Begin
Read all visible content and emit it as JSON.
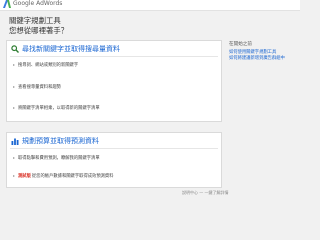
{
  "app": {
    "logo_text": "Google AdWords",
    "brand_color": "#3a7be0"
  },
  "page": {
    "heading_line1": "關鍵字規劃工具",
    "heading_line2": "您想從哪裡著手？"
  },
  "card_search": {
    "icon": "search-magnifier-icon",
    "title": "尋找新關鍵字並取得搜尋量資料",
    "options": [
      "搜尋詞、網站或類別的新關鍵字",
      "查看搜尋量資料和趨勢",
      "將關鍵字清單相乘，以取得新的關鍵字清單"
    ]
  },
  "card_plan": {
    "icon": "bar-chart-icon",
    "title": "規劃預算並取得預測資料",
    "options": [
      {
        "tag": "",
        "text": "取得點擊和費用預測，瞭解我的關鍵字清單"
      },
      {
        "tag": "測試版",
        "text": "從您的帳戶數據和關鍵字取得成效預測資料"
      }
    ]
  },
  "sidebar": {
    "title": "在開始之前",
    "links": [
      "如何使用關鍵字規劃工具",
      "如何將建議新增到廣告群組中"
    ]
  },
  "footer": {
    "text": "說明中心 — 一鍵了解詳情"
  }
}
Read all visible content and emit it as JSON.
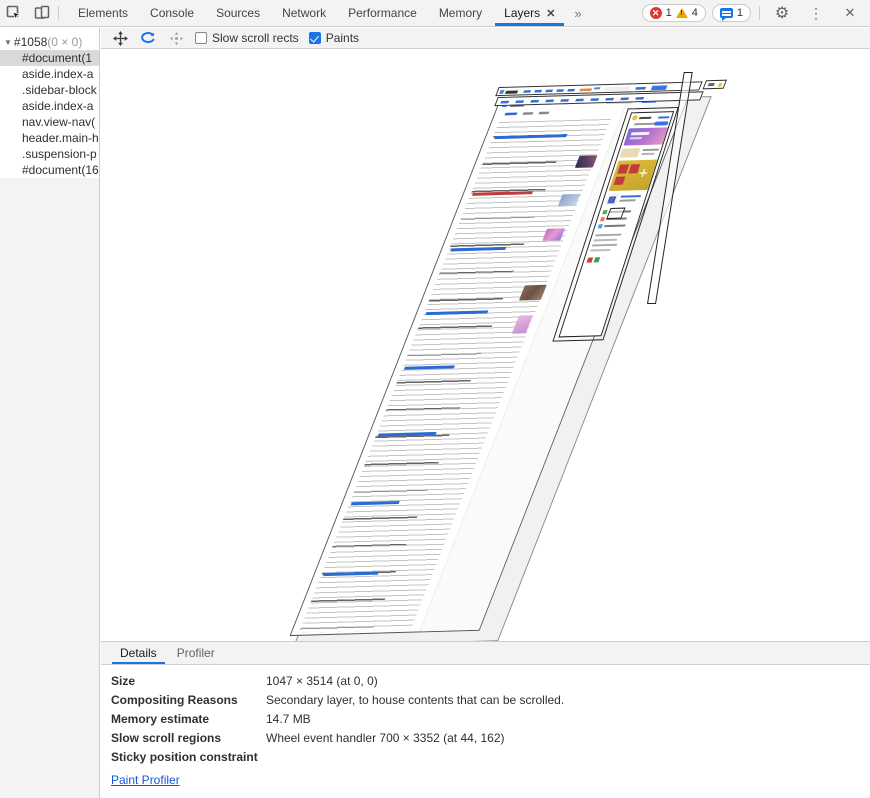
{
  "devtools": {
    "tabs": [
      "Elements",
      "Console",
      "Sources",
      "Network",
      "Performance",
      "Memory",
      "Layers"
    ],
    "active_tab": "Layers",
    "layers_tab_close": "✕",
    "overflow_chevron": "»",
    "badges": {
      "errors": "1",
      "warnings": "4",
      "issues": "1"
    },
    "icons": {
      "gear": "⚙",
      "kebab": "⋮",
      "close": "✕"
    },
    "colors": {
      "accent_blue": "#1a73e8",
      "error_red": "#df3434",
      "warning_yellow": "#f0a800",
      "link_blue": "#1558d6"
    }
  },
  "layer_tree": {
    "root_label": "#1058",
    "root_dims": "(0 × 0)",
    "root_arrow": "▼",
    "items": [
      {
        "label": "#document(1",
        "selected": true
      },
      {
        "label": "aside.index-a",
        "selected": false
      },
      {
        "label": ".sidebar-block",
        "selected": false
      },
      {
        "label": "aside.index-a",
        "selected": false
      },
      {
        "label": "nav.view-nav(",
        "selected": false
      },
      {
        "label": "header.main-h",
        "selected": false
      },
      {
        "label": ".suspension-p",
        "selected": false
      },
      {
        "label": "#document(16",
        "selected": false
      }
    ]
  },
  "layers_toolbar": {
    "slow_scroll_label": "Slow scroll rects",
    "paints_label": "Paints",
    "slow_scroll_checked": false,
    "paints_checked": true
  },
  "details_pane": {
    "tabs": [
      "Details",
      "Profiler"
    ],
    "active_tab": "Details",
    "rows": [
      {
        "label": "Size",
        "value": "1047 × 3514 (at 0, 0)"
      },
      {
        "label": "Compositing Reasons",
        "value": "Secondary layer, to house contents that can be scrolled."
      },
      {
        "label": "Memory estimate",
        "value": "14.7 MB"
      },
      {
        "label": "Slow scroll regions",
        "value": "Wheel event handler 700 × 3352 (at 44, 162)"
      },
      {
        "label": "Sticky position constraint",
        "value": ""
      }
    ],
    "link_label": "Paint Profiler"
  }
}
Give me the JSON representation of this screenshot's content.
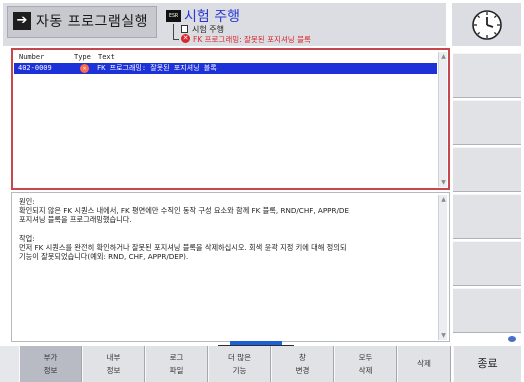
{
  "header": {
    "mode_label": "자동 프로그램실행",
    "mode_icon": "right-arrow-in-box-icon",
    "esr_icon_label": "ESR",
    "test_mode_title": "시험 주행",
    "sub_mode_label": "시험 주행",
    "sub_error_label": "FK 프로그래밍: 잘못된 포지셔닝 블록"
  },
  "clock": {
    "icon": "analog-clock-icon"
  },
  "error_table": {
    "columns": [
      "Number",
      "Type",
      "Text"
    ],
    "rows": [
      {
        "number": "402-0009",
        "type_icon": "error-x-icon",
        "text": "FK 프로그래밍: 잘못된 포지셔닝 블록"
      }
    ]
  },
  "info": {
    "cause_label": "원인:",
    "cause_line1": "확인되지 않은 FK 시퀀스 내에서, FK 평면에만 수직인 동작 구성 요소와 함께 FK 블록, RND/CHF, APPR/DE",
    "cause_line2": "포지셔닝 블록을 프로그래밍했습니다.",
    "action_label": "작업:",
    "action_line1": "먼저 FK 시퀀스를 완전히 확인하거나 잘못된 포지셔닝 블록을 삭제하십시오. 회색 윤곽 지정 키에 대해 정의되",
    "action_line2": "기능이 잘못되었습니다(예외: RND, CHF, APPR/DEP)."
  },
  "softkeys": [
    {
      "line1": "부가",
      "line2": "정보"
    },
    {
      "line1": "내부",
      "line2": "정보"
    },
    {
      "line1": "로그",
      "line2": "파일"
    },
    {
      "line1": "더 많은",
      "line2": "기능"
    },
    {
      "line1": "창",
      "line2": "변경"
    },
    {
      "line1": "모두",
      "line2": "삭제"
    },
    {
      "label": "삭제"
    }
  ],
  "end_key": "종료",
  "colors": {
    "accent_blue": "#1d31d8",
    "error_red": "#d8262b",
    "table_border": "#c6484c"
  }
}
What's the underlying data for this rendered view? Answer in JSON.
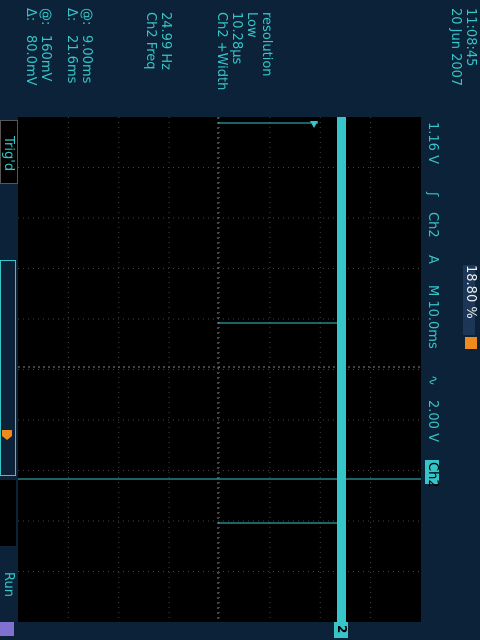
{
  "status": {
    "run": "Run",
    "trig": "Trig'd"
  },
  "measurements": {
    "delta_v": "80.0mV",
    "at_v": "160mV",
    "delta_t": "21.6ms",
    "at_t": "9.00ms",
    "delta_sym": "Δ:",
    "at_sym": "@:"
  },
  "freq": {
    "label": "Ch2 Freq",
    "value": "24.99 Hz"
  },
  "width": {
    "label": "Ch2 +Width",
    "value": "10.28µs",
    "note1": "Low",
    "note2": "resolution"
  },
  "datetime": {
    "date": "20 Jun 2007",
    "time": "11:08:45"
  },
  "bottom_readout": {
    "channel": "Ch2",
    "volts": "2.00 V",
    "bw_symbol": "∿",
    "timebase": "M 10.0ms",
    "trig_mode": "A",
    "trig_channel": "Ch2",
    "trig_slope": "ʃ",
    "trig_level": "1.16 V"
  },
  "trigger_position": "18.80 %",
  "ch2_marker": "2",
  "colors": {
    "trace": "#36c6c9",
    "background": "#0b2238",
    "screen": "#000000",
    "marker": "#f08a1a"
  }
}
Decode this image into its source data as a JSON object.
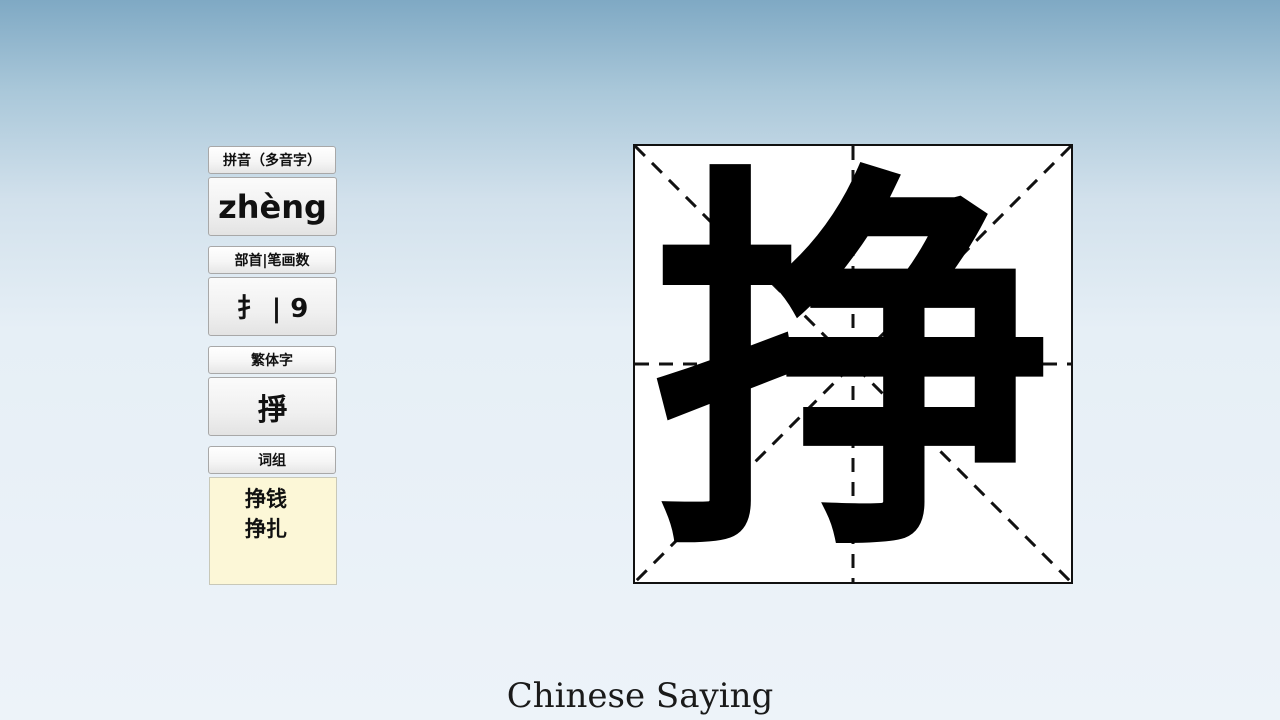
{
  "panel": {
    "pinyin_label": "拼音（多音字）",
    "pinyin_value": "zhèng",
    "radical_strokes_label": "部首|笔画数",
    "radical_strokes_value": "扌 | 9",
    "traditional_label": "繁体字",
    "traditional_value": "掙",
    "words_label": "词组",
    "words": [
      "挣钱",
      "挣扎"
    ]
  },
  "grid": {
    "character": "挣"
  },
  "caption": "Chinese Saying"
}
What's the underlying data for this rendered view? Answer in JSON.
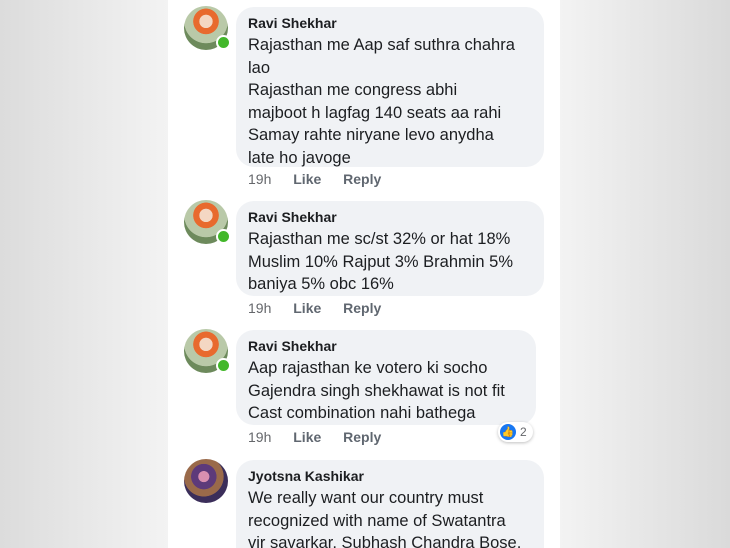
{
  "comments": [
    {
      "author": "Ravi Shekhar",
      "text": "Rajasthan me Aap saf suthra chahra\nlao\nRajasthan me congress abhi\nmajboot h lagfag 140 seats aa rahi\nSamay rahte niryane levo anydha\nlate ho javoge",
      "time": "19h",
      "like": "Like",
      "reply": "Reply"
    },
    {
      "author": "Ravi Shekhar",
      "text": "Rajasthan me sc/st 32% or hat 18%\nMuslim 10% Rajput 3% Brahmin 5%\nbaniya 5% obc 16%",
      "time": "19h",
      "like": "Like",
      "reply": "Reply"
    },
    {
      "author": "Ravi Shekhar",
      "text": "Aap rajasthan ke votero ki socho\nGajendra singh shekhawat is not fit\nCast combination nahi bathega",
      "time": "19h",
      "like": "Like",
      "reply": "Reply",
      "reaction_count": "2"
    },
    {
      "author": "Jyotsna Kashikar",
      "text": "We really want our country must\nrecognized with name of  Swatantra\nvir savarkar, Subhash Chandra Bose,"
    }
  ],
  "colors": {
    "online": "#42b72a",
    "like": "#1877f2",
    "bubble": "#f0f2f5"
  },
  "icons": {
    "reaction": "thumbs-up-icon"
  }
}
End
Copy the listing word for word, excluding its pictures.

▸ Task output:
Read all visible content and emit it as JSON.
{
  "app": {
    "logo_text": "Google AdWords",
    "brand_color": "#3a7be0"
  },
  "page": {
    "heading_line1": "關鍵字規劃工具",
    "heading_line2": "您想從哪裡著手？"
  },
  "card_search": {
    "icon": "search-magnifier-icon",
    "title": "尋找新關鍵字並取得搜尋量資料",
    "options": [
      "搜尋詞、網站或類別的新關鍵字",
      "查看搜尋量資料和趨勢",
      "將關鍵字清單相乘，以取得新的關鍵字清單"
    ]
  },
  "card_plan": {
    "icon": "bar-chart-icon",
    "title": "規劃預算並取得預測資料",
    "options": [
      {
        "tag": "",
        "text": "取得點擊和費用預測，瞭解我的關鍵字清單"
      },
      {
        "tag": "測試版",
        "text": "從您的帳戶數據和關鍵字取得成效預測資料"
      }
    ]
  },
  "sidebar": {
    "title": "在開始之前",
    "links": [
      "如何使用關鍵字規劃工具",
      "如何將建議新增到廣告群組中"
    ]
  },
  "footer": {
    "text": "說明中心 — 一鍵了解詳情"
  }
}
Read all visible content and emit it as JSON.
{
  "devtools": {
    "tabs": [
      "Elements",
      "Console",
      "Sources",
      "Network",
      "Performance",
      "Memory",
      "Layers"
    ],
    "active_tab": "Layers",
    "layers_tab_close": "✕",
    "overflow_chevron": "»",
    "badges": {
      "errors": "1",
      "warnings": "4",
      "issues": "1"
    },
    "icons": {
      "gear": "⚙",
      "kebab": "⋮",
      "close": "✕"
    },
    "colors": {
      "accent_blue": "#1a73e8",
      "error_red": "#df3434",
      "warning_yellow": "#f0a800",
      "link_blue": "#1558d6"
    }
  },
  "layer_tree": {
    "root_label": "#1058",
    "root_dims": "(0 × 0)",
    "root_arrow": "▼",
    "items": [
      {
        "label": "#document(1",
        "selected": true
      },
      {
        "label": "aside.index-a",
        "selected": false
      },
      {
        "label": ".sidebar-block",
        "selected": false
      },
      {
        "label": "aside.index-a",
        "selected": false
      },
      {
        "label": "nav.view-nav(",
        "selected": false
      },
      {
        "label": "header.main-h",
        "selected": false
      },
      {
        "label": ".suspension-p",
        "selected": false
      },
      {
        "label": "#document(16",
        "selected": false
      }
    ]
  },
  "layers_toolbar": {
    "slow_scroll_label": "Slow scroll rects",
    "paints_label": "Paints",
    "slow_scroll_checked": false,
    "paints_checked": true
  },
  "details_pane": {
    "tabs": [
      "Details",
      "Profiler"
    ],
    "active_tab": "Details",
    "rows": [
      {
        "label": "Size",
        "value": "1047 × 3514 (at 0, 0)"
      },
      {
        "label": "Compositing Reasons",
        "value": "Secondary layer, to house contents that can be scrolled."
      },
      {
        "label": "Memory estimate",
        "value": "14.7 MB"
      },
      {
        "label": "Slow scroll regions",
        "value": "Wheel event handler 700 × 3352 (at 44, 162)"
      },
      {
        "label": "Sticky position constraint",
        "value": ""
      }
    ],
    "link_label": "Paint Profiler"
  }
}
Give me the JSON representation of this screenshot's content.
{
  "header": {
    "mode_label": "자동 프로그램실행",
    "mode_icon": "right-arrow-in-box-icon",
    "esr_icon_label": "ESR",
    "test_mode_title": "시험 주행",
    "sub_mode_label": "시험 주행",
    "sub_error_label": "FK 프로그래밍: 잘못된 포지셔닝 블록"
  },
  "clock": {
    "icon": "analog-clock-icon"
  },
  "error_table": {
    "columns": [
      "Number",
      "Type",
      "Text"
    ],
    "rows": [
      {
        "number": "402-0009",
        "type_icon": "error-x-icon",
        "text": "FK 프로그래밍: 잘못된 포지셔닝 블록"
      }
    ]
  },
  "info": {
    "cause_label": "원인:",
    "cause_line1": "확인되지 않은 FK 시퀀스 내에서, FK 평면에만 수직인 동작 구성 요소와 함께 FK 블록, RND/CHF, APPR/DE",
    "cause_line2": "포지셔닝 블록을 프로그래밍했습니다.",
    "action_label": "작업:",
    "action_line1": "먼저 FK 시퀀스를 완전히 확인하거나 잘못된 포지셔닝 블록을 삭제하십시오. 회색 윤곽 지정 키에 대해 정의되",
    "action_line2": "기능이 잘못되었습니다(예외: RND, CHF, APPR/DEP)."
  },
  "softkeys": [
    {
      "line1": "부가",
      "line2": "정보"
    },
    {
      "line1": "내부",
      "line2": "정보"
    },
    {
      "line1": "로그",
      "line2": "파일"
    },
    {
      "line1": "더 많은",
      "line2": "기능"
    },
    {
      "line1": "창",
      "line2": "변경"
    },
    {
      "line1": "모두",
      "line2": "삭제"
    },
    {
      "label": "삭제"
    }
  ],
  "end_key": "종료",
  "colors": {
    "accent_blue": "#1d31d8",
    "error_red": "#d8262b",
    "table_border": "#c6484c"
  }
}
What's the underlying data for this rendered view? Answer in JSON.
{
  "status": {
    "run": "Run",
    "trig": "Trig'd"
  },
  "measurements": {
    "delta_v": "80.0mV",
    "at_v": "160mV",
    "delta_t": "21.6ms",
    "at_t": "9.00ms",
    "delta_sym": "Δ:",
    "at_sym": "@:"
  },
  "freq": {
    "label": "Ch2 Freq",
    "value": "24.99 Hz"
  },
  "width": {
    "label": "Ch2 +Width",
    "value": "10.28µs",
    "note1": "Low",
    "note2": "resolution"
  },
  "datetime": {
    "date": "20 Jun 2007",
    "time": "11:08:45"
  },
  "bottom_readout": {
    "channel": "Ch2",
    "volts": "2.00 V",
    "bw_symbol": "∿",
    "timebase": "M 10.0ms",
    "trig_mode": "A",
    "trig_channel": "Ch2",
    "trig_slope": "ʃ",
    "trig_level": "1.16 V"
  },
  "trigger_position": "18.80 %",
  "ch2_marker": "2",
  "colors": {
    "trace": "#36c6c9",
    "background": "#0b2238",
    "screen": "#000000",
    "marker": "#f08a1a"
  }
}
Decode this image into its source data as a JSON object.
{
  "panel": {
    "pinyin_label": "拼音（多音字）",
    "pinyin_value": "zhèng",
    "radical_strokes_label": "部首|笔画数",
    "radical_strokes_value": "扌 | 9",
    "traditional_label": "繁体字",
    "traditional_value": "掙",
    "words_label": "词组",
    "words": [
      "挣钱",
      "挣扎"
    ]
  },
  "grid": {
    "character": "挣"
  },
  "caption": "Chinese Saying"
}
What's the underlying data for this rendered view? Answer in JSON.
{
  "comments": [
    {
      "author": "Ravi Shekhar",
      "text": "Rajasthan me Aap saf suthra chahra\nlao\nRajasthan me congress abhi\nmajboot h lagfag 140 seats aa rahi\nSamay rahte niryane levo anydha\nlate ho javoge",
      "time": "19h",
      "like": "Like",
      "reply": "Reply"
    },
    {
      "author": "Ravi Shekhar",
      "text": "Rajasthan me sc/st 32% or hat 18%\nMuslim 10% Rajput 3% Brahmin 5%\nbaniya 5% obc 16%",
      "time": "19h",
      "like": "Like",
      "reply": "Reply"
    },
    {
      "author": "Ravi Shekhar",
      "text": "Aap rajasthan ke votero ki socho\nGajendra singh shekhawat is not fit\nCast combination nahi bathega",
      "time": "19h",
      "like": "Like",
      "reply": "Reply",
      "reaction_count": "2"
    },
    {
      "author": "Jyotsna Kashikar",
      "text": "We really want our country must\nrecognized with name of  Swatantra\nvir savarkar, Subhash Chandra Bose,"
    }
  ],
  "colors": {
    "online": "#42b72a",
    "like": "#1877f2",
    "bubble": "#f0f2f5"
  },
  "icons": {
    "reaction": "thumbs-up-icon"
  }
}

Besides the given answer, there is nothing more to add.